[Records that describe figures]
>> Begin
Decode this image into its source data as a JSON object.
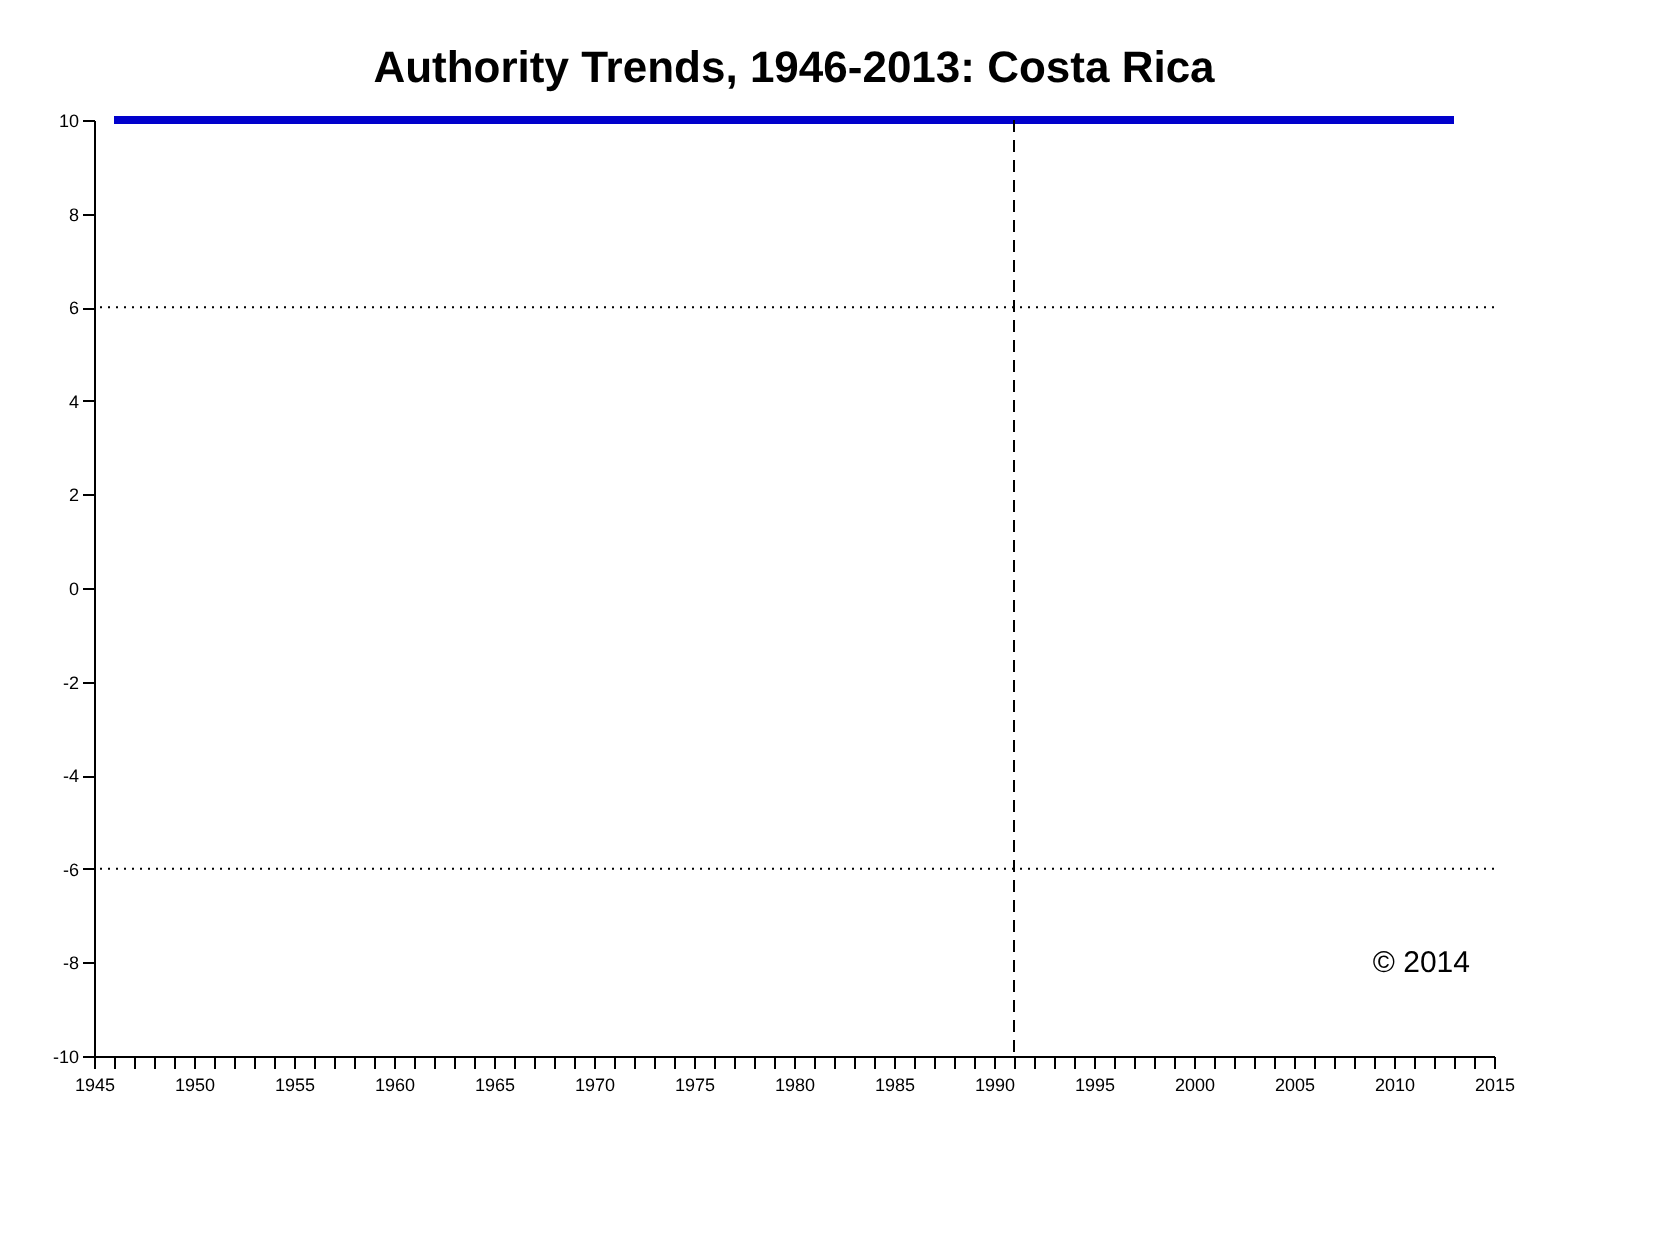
{
  "chart_data": {
    "type": "line",
    "title": "Authority Trends, 1946-2013: Costa Rica",
    "x": [
      1946,
      2013
    ],
    "series": [
      {
        "color": "#0000cc",
        "values": [
          10,
          10
        ]
      }
    ],
    "xlim": [
      1945,
      2015
    ],
    "xticks": [
      1945,
      {
        "value": 1946,
        "label": null
      },
      {
        "value": 1947,
        "label": null
      },
      {
        "value": 1948,
        "label": null
      },
      {
        "value": 1949,
        "label": null
      },
      1950,
      {
        "value": 1951,
        "label": null
      },
      {
        "value": 1952,
        "label": null
      },
      {
        "value": 1953,
        "label": null
      },
      {
        "value": 1954,
        "label": null
      },
      1955,
      {
        "value": 1956,
        "label": null
      },
      {
        "value": 1957,
        "label": null
      },
      {
        "value": 1958,
        "label": null
      },
      {
        "value": 1959,
        "label": null
      },
      1960,
      {
        "value": 1961,
        "label": null
      },
      {
        "value": 1962,
        "label": null
      },
      {
        "value": 1963,
        "label": null
      },
      {
        "value": 1964,
        "label": null
      },
      1965,
      {
        "value": 1966,
        "label": null
      },
      {
        "value": 1967,
        "label": null
      },
      {
        "value": 1968,
        "label": null
      },
      {
        "value": 1969,
        "label": null
      },
      1970,
      {
        "value": 1971,
        "label": null
      },
      {
        "value": 1972,
        "label": null
      },
      {
        "value": 1973,
        "label": null
      },
      {
        "value": 1974,
        "label": null
      },
      1975,
      {
        "value": 1976,
        "label": null
      },
      {
        "value": 1977,
        "label": null
      },
      {
        "value": 1978,
        "label": null
      },
      {
        "value": 1979,
        "label": null
      },
      1980,
      {
        "value": 1981,
        "label": null
      },
      {
        "value": 1982,
        "label": null
      },
      {
        "value": 1983,
        "label": null
      },
      {
        "value": 1984,
        "label": null
      },
      1985,
      {
        "value": 1986,
        "label": null
      },
      {
        "value": 1987,
        "label": null
      },
      {
        "value": 1988,
        "label": null
      },
      {
        "value": 1989,
        "label": null
      },
      1990,
      {
        "value": 1991,
        "label": null
      },
      {
        "value": 1992,
        "label": null
      },
      {
        "value": 1993,
        "label": null
      },
      {
        "value": 1994,
        "label": null
      },
      1995,
      {
        "value": 1996,
        "label": null
      },
      {
        "value": 1997,
        "label": null
      },
      {
        "value": 1998,
        "label": null
      },
      {
        "value": 1999,
        "label": null
      },
      2000,
      {
        "value": 2001,
        "label": null
      },
      {
        "value": 2002,
        "label": null
      },
      {
        "value": 2003,
        "label": null
      },
      {
        "value": 2004,
        "label": null
      },
      2005,
      {
        "value": 2006,
        "label": null
      },
      {
        "value": 2007,
        "label": null
      },
      {
        "value": 2008,
        "label": null
      },
      {
        "value": 2009,
        "label": null
      },
      2010,
      {
        "value": 2011,
        "label": null
      },
      {
        "value": 2012,
        "label": null
      },
      {
        "value": 2013,
        "label": null
      },
      {
        "value": 2014,
        "label": null
      },
      2015
    ],
    "ylim": [
      -10,
      10
    ],
    "yticks": [
      -10,
      -8,
      -6,
      -4,
      -2,
      0,
      2,
      4,
      6,
      8,
      10
    ],
    "ref_lines": [
      {
        "axis": "y",
        "value": 6,
        "line_style": "dotted"
      },
      {
        "axis": "y",
        "value": -6,
        "line_style": "dotted"
      },
      {
        "axis": "x",
        "value": 1991,
        "line_style": "dashed"
      }
    ],
    "annotations": [
      "© 2014"
    ],
    "grid": false,
    "marker": "none",
    "line_style": "solid"
  }
}
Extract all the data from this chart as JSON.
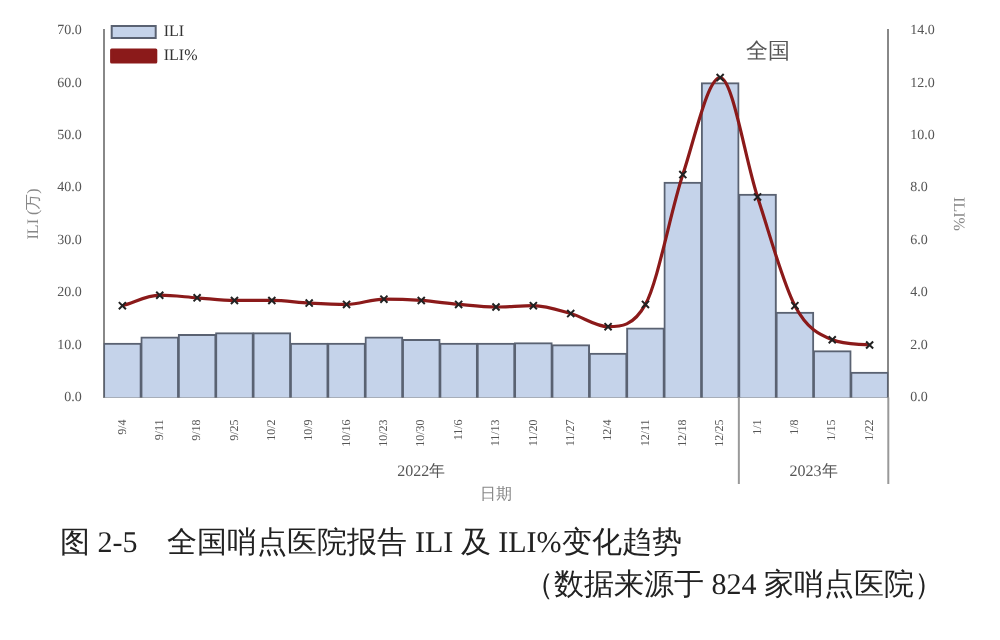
{
  "chart_data": {
    "type": "bar",
    "title": "全国",
    "xlabel": "日期",
    "ylabel": "ILI (万)",
    "y2label": "ILI%",
    "categories": [
      "9/4",
      "9/11",
      "9/18",
      "9/25",
      "10/2",
      "10/9",
      "10/16",
      "10/23",
      "10/30",
      "11/6",
      "11/13",
      "11/20",
      "11/27",
      "12/4",
      "12/11",
      "12/18",
      "12/25",
      "1/1",
      "1/8",
      "1/15",
      "1/22"
    ],
    "series": [
      {
        "name": "ILI",
        "color": "#c5d3ea",
        "values": [
          10.3,
          11.5,
          12,
          12.3,
          12.3,
          10.3,
          10.3,
          11.5,
          11,
          10.3,
          10.3,
          10.4,
          10,
          8.4,
          13.2,
          41,
          60,
          38.7,
          16.2,
          8.9,
          4.8
        ]
      },
      {
        "name": "ILI%",
        "type": "line",
        "axis": "y2",
        "color": "#8b1a1a",
        "values": [
          3.5,
          3.9,
          3.8,
          3.7,
          3.7,
          3.6,
          3.55,
          3.75,
          3.7,
          3.55,
          3.45,
          3.5,
          3.2,
          2.7,
          3.55,
          8.5,
          12.2,
          7.65,
          3.5,
          2.2,
          2.0
        ]
      }
    ],
    "ylim": [
      0,
      70
    ],
    "yticks": [
      {
        "value": 0,
        "label": "0.0"
      },
      {
        "value": 10,
        "label": "10.0"
      },
      {
        "value": 20,
        "label": "20.0"
      },
      {
        "value": 30,
        "label": "30.0"
      },
      {
        "value": 40,
        "label": "40.0"
      },
      {
        "value": 50,
        "label": "50.0"
      },
      {
        "value": 60,
        "label": "60.0"
      },
      {
        "value": 70,
        "label": "70.0"
      }
    ],
    "y2lim": [
      0,
      14
    ],
    "y2ticks": [
      {
        "value": 0,
        "label": "0.0"
      },
      {
        "value": 2,
        "label": "2.0"
      },
      {
        "value": 4,
        "label": "4.0"
      },
      {
        "value": 6,
        "label": "6.0"
      },
      {
        "value": 8,
        "label": "8.0"
      },
      {
        "value": 10,
        "label": "10.0"
      },
      {
        "value": 12,
        "label": "12.0"
      },
      {
        "value": 14,
        "label": "14.0"
      }
    ],
    "annotations": [
      "2022年",
      "2023年",
      "图 2-5　全国哨点医院报告 ILI 及 ILI%变化趋势",
      "（数据来源于 824 家哨点医院）"
    ],
    "grid": false,
    "legend": "top left",
    "marker": "cross",
    "line_style": "solid"
  }
}
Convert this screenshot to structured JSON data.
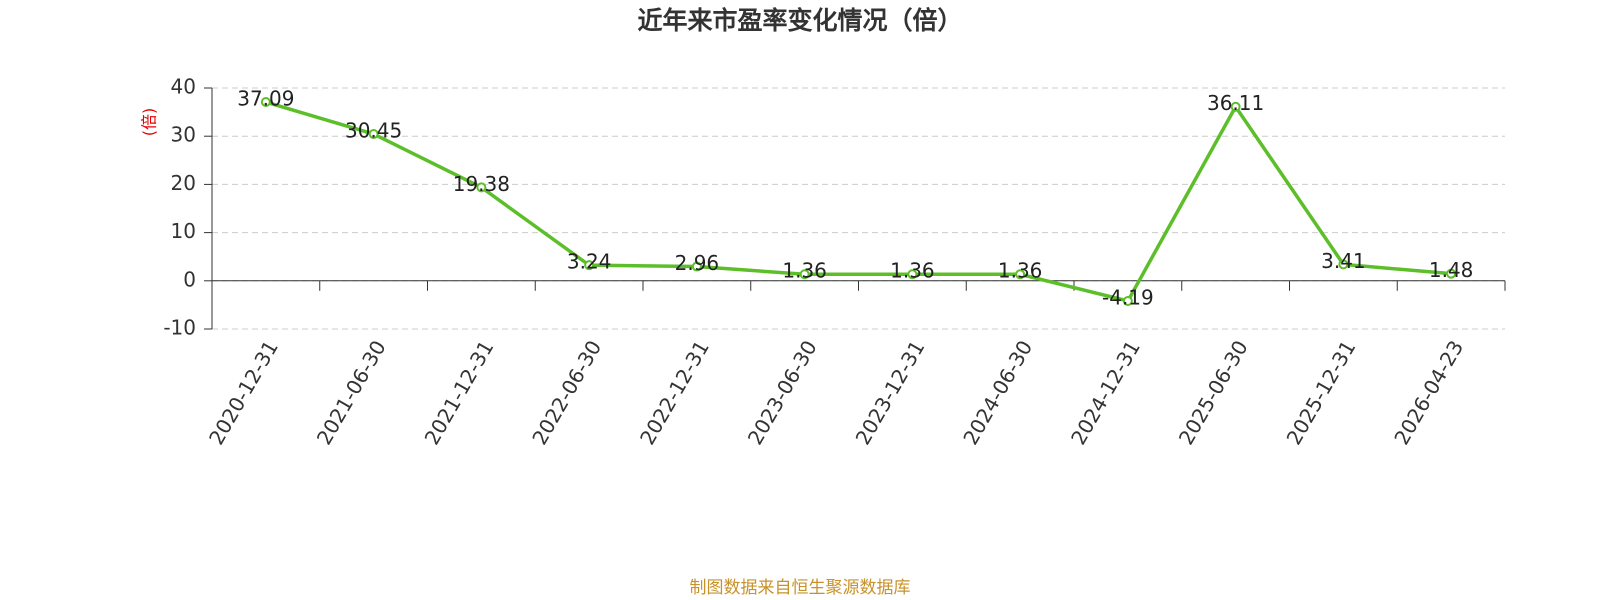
{
  "chart_data": {
    "type": "line",
    "title": "近年来市盈率变化情况（倍）",
    "y_label": "(倍)",
    "source": "制图数据来自恒生聚源数据库",
    "categories": [
      "2020-12-31",
      "2021-06-30",
      "2021-12-31",
      "2022-06-30",
      "2022-12-31",
      "2023-06-30",
      "2023-12-31",
      "2024-06-30",
      "2024-12-31",
      "2025-06-30",
      "2025-12-31",
      "2026-04-23"
    ],
    "values": [
      37.09,
      30.45,
      19.38,
      3.24,
      2.96,
      1.36,
      1.36,
      1.36,
      -4.19,
      36.11,
      3.41,
      1.48
    ],
    "color": "#5cbf2a",
    "ylim": [
      -10,
      40
    ],
    "yticks": [
      -10,
      0,
      10,
      20,
      30,
      40
    ],
    "grid": true
  }
}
>> End
#### [What to do]
Extract the entries in full, exactly as they are, minus the pictures.

#### [Response]
Decode this image into its source data as a JSON object.
{
  "chart_data": {
    "type": "line",
    "title": "Authority Trends, 1946-2013: Costa Rica",
    "x": [
      1946,
      2013
    ],
    "series": [
      {
        "color": "#0000cc",
        "values": [
          10,
          10
        ]
      }
    ],
    "xlim": [
      1945,
      2015
    ],
    "xticks": [
      1945,
      {
        "value": 1946,
        "label": null
      },
      {
        "value": 1947,
        "label": null
      },
      {
        "value": 1948,
        "label": null
      },
      {
        "value": 1949,
        "label": null
      },
      1950,
      {
        "value": 1951,
        "label": null
      },
      {
        "value": 1952,
        "label": null
      },
      {
        "value": 1953,
        "label": null
      },
      {
        "value": 1954,
        "label": null
      },
      1955,
      {
        "value": 1956,
        "label": null
      },
      {
        "value": 1957,
        "label": null
      },
      {
        "value": 1958,
        "label": null
      },
      {
        "value": 1959,
        "label": null
      },
      1960,
      {
        "value": 1961,
        "label": null
      },
      {
        "value": 1962,
        "label": null
      },
      {
        "value": 1963,
        "label": null
      },
      {
        "value": 1964,
        "label": null
      },
      1965,
      {
        "value": 1966,
        "label": null
      },
      {
        "value": 1967,
        "label": null
      },
      {
        "value": 1968,
        "label": null
      },
      {
        "value": 1969,
        "label": null
      },
      1970,
      {
        "value": 1971,
        "label": null
      },
      {
        "value": 1972,
        "label": null
      },
      {
        "value": 1973,
        "label": null
      },
      {
        "value": 1974,
        "label": null
      },
      1975,
      {
        "value": 1976,
        "label": null
      },
      {
        "value": 1977,
        "label": null
      },
      {
        "value": 1978,
        "label": null
      },
      {
        "value": 1979,
        "label": null
      },
      1980,
      {
        "value": 1981,
        "label": null
      },
      {
        "value": 1982,
        "label": null
      },
      {
        "value": 1983,
        "label": null
      },
      {
        "value": 1984,
        "label": null
      },
      1985,
      {
        "value": 1986,
        "label": null
      },
      {
        "value": 1987,
        "label": null
      },
      {
        "value": 1988,
        "label": null
      },
      {
        "value": 1989,
        "label": null
      },
      1990,
      {
        "value": 1991,
        "label": null
      },
      {
        "value": 1992,
        "label": null
      },
      {
        "value": 1993,
        "label": null
      },
      {
        "value": 1994,
        "label": null
      },
      1995,
      {
        "value": 1996,
        "label": null
      },
      {
        "value": 1997,
        "label": null
      },
      {
        "value": 1998,
        "label": null
      },
      {
        "value": 1999,
        "label": null
      },
      2000,
      {
        "value": 2001,
        "label": null
      },
      {
        "value": 2002,
        "label": null
      },
      {
        "value": 2003,
        "label": null
      },
      {
        "value": 2004,
        "label": null
      },
      2005,
      {
        "value": 2006,
        "label": null
      },
      {
        "value": 2007,
        "label": null
      },
      {
        "value": 2008,
        "label": null
      },
      {
        "value": 2009,
        "label": null
      },
      2010,
      {
        "value": 2011,
        "label": null
      },
      {
        "value": 2012,
        "label": null
      },
      {
        "value": 2013,
        "label": null
      },
      {
        "value": 2014,
        "label": null
      },
      2015
    ],
    "ylim": [
      -10,
      10
    ],
    "yticks": [
      -10,
      -8,
      -6,
      -4,
      -2,
      0,
      2,
      4,
      6,
      8,
      10
    ],
    "ref_lines": [
      {
        "axis": "y",
        "value": 6,
        "line_style": "dotted"
      },
      {
        "axis": "y",
        "value": -6,
        "line_style": "dotted"
      },
      {
        "axis": "x",
        "value": 1991,
        "line_style": "dashed"
      }
    ],
    "annotations": [
      "© 2014"
    ],
    "grid": false,
    "marker": "none",
    "line_style": "solid"
  }
}
Extract all the data from this chart as JSON.
{
  "chart_data": {
    "type": "bar",
    "title": "全国",
    "xlabel": "日期",
    "ylabel": "ILI (万)",
    "y2label": "ILI%",
    "categories": [
      "9/4",
      "9/11",
      "9/18",
      "9/25",
      "10/2",
      "10/9",
      "10/16",
      "10/23",
      "10/30",
      "11/6",
      "11/13",
      "11/20",
      "11/27",
      "12/4",
      "12/11",
      "12/18",
      "12/25",
      "1/1",
      "1/8",
      "1/15",
      "1/22"
    ],
    "series": [
      {
        "name": "ILI",
        "color": "#c5d3ea",
        "values": [
          10.3,
          11.5,
          12,
          12.3,
          12.3,
          10.3,
          10.3,
          11.5,
          11,
          10.3,
          10.3,
          10.4,
          10,
          8.4,
          13.2,
          41,
          60,
          38.7,
          16.2,
          8.9,
          4.8
        ]
      },
      {
        "name": "ILI%",
        "type": "line",
        "axis": "y2",
        "color": "#8b1a1a",
        "values": [
          3.5,
          3.9,
          3.8,
          3.7,
          3.7,
          3.6,
          3.55,
          3.75,
          3.7,
          3.55,
          3.45,
          3.5,
          3.2,
          2.7,
          3.55,
          8.5,
          12.2,
          7.65,
          3.5,
          2.2,
          2.0
        ]
      }
    ],
    "ylim": [
      0,
      70
    ],
    "yticks": [
      {
        "value": 0,
        "label": "0.0"
      },
      {
        "value": 10,
        "label": "10.0"
      },
      {
        "value": 20,
        "label": "20.0"
      },
      {
        "value": 30,
        "label": "30.0"
      },
      {
        "value": 40,
        "label": "40.0"
      },
      {
        "value": 50,
        "label": "50.0"
      },
      {
        "value": 60,
        "label": "60.0"
      },
      {
        "value": 70,
        "label": "70.0"
      }
    ],
    "y2lim": [
      0,
      14
    ],
    "y2ticks": [
      {
        "value": 0,
        "label": "0.0"
      },
      {
        "value": 2,
        "label": "2.0"
      },
      {
        "value": 4,
        "label": "4.0"
      },
      {
        "value": 6,
        "label": "6.0"
      },
      {
        "value": 8,
        "label": "8.0"
      },
      {
        "value": 10,
        "label": "10.0"
      },
      {
        "value": 12,
        "label": "12.0"
      },
      {
        "value": 14,
        "label": "14.0"
      }
    ],
    "annotations": [
      "2022年",
      "2023年",
      "图 2-5　全国哨点医院报告 ILI 及 ILI%变化趋势",
      "（数据来源于 824 家哨点医院）"
    ],
    "grid": false,
    "legend": "top left",
    "marker": "cross",
    "line_style": "solid"
  }
}
Convert this screenshot to structured JSON data.
{
  "chart_data": {
    "type": "line",
    "title": "近年来市盈率变化情况（倍）",
    "y_label": "(倍)",
    "source": "制图数据来自恒生聚源数据库",
    "categories": [
      "2020-12-31",
      "2021-06-30",
      "2021-12-31",
      "2022-06-30",
      "2022-12-31",
      "2023-06-30",
      "2023-12-31",
      "2024-06-30",
      "2024-12-31",
      "2025-06-30",
      "2025-12-31",
      "2026-04-23"
    ],
    "values": [
      37.09,
      30.45,
      19.38,
      3.24,
      2.96,
      1.36,
      1.36,
      1.36,
      -4.19,
      36.11,
      3.41,
      1.48
    ],
    "color": "#5cbf2a",
    "ylim": [
      -10,
      40
    ],
    "yticks": [
      -10,
      0,
      10,
      20,
      30,
      40
    ],
    "grid": true
  }
}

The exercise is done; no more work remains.